_JOB_
Select every line holding the word "seconds" and copy it.

_Records from a data source_
# # #

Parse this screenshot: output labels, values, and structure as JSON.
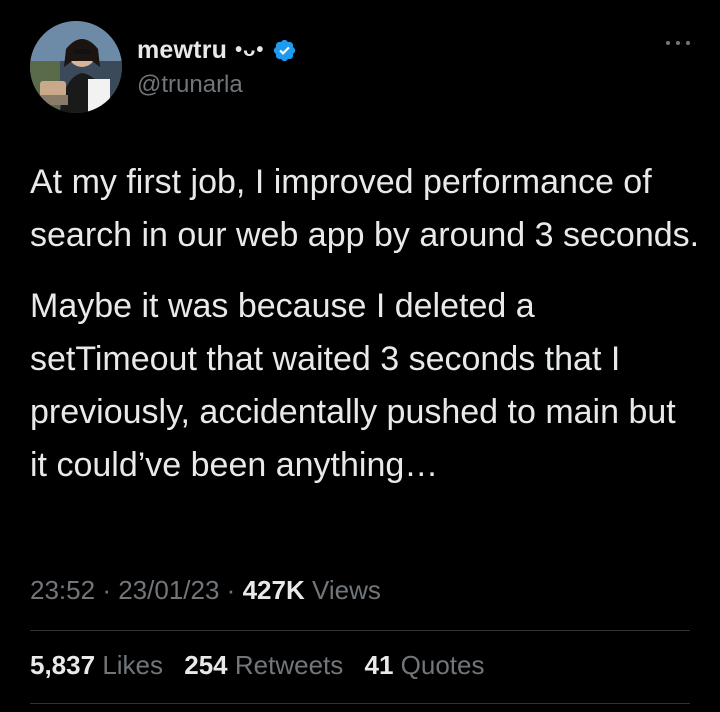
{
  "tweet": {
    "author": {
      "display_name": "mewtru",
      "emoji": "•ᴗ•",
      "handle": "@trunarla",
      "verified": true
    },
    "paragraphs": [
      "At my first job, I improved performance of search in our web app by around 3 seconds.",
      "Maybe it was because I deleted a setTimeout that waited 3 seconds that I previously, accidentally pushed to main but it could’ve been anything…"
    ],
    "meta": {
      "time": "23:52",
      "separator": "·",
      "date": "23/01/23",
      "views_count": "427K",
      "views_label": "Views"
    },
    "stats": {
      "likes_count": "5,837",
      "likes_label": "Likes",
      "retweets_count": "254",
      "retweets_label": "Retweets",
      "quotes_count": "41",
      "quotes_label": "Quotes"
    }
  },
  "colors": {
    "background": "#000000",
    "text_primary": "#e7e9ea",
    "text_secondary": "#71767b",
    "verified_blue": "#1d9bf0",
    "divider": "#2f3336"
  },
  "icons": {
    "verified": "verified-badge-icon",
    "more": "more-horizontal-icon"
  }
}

# # #

_REPLY_
      "At my first job, I improved performance of search in our web app by around 3 seconds.",
      "Maybe it was because I deleted a setTimeout that waited 3 seconds that I previously, accidentally pushed to main but it could’ve been anything…"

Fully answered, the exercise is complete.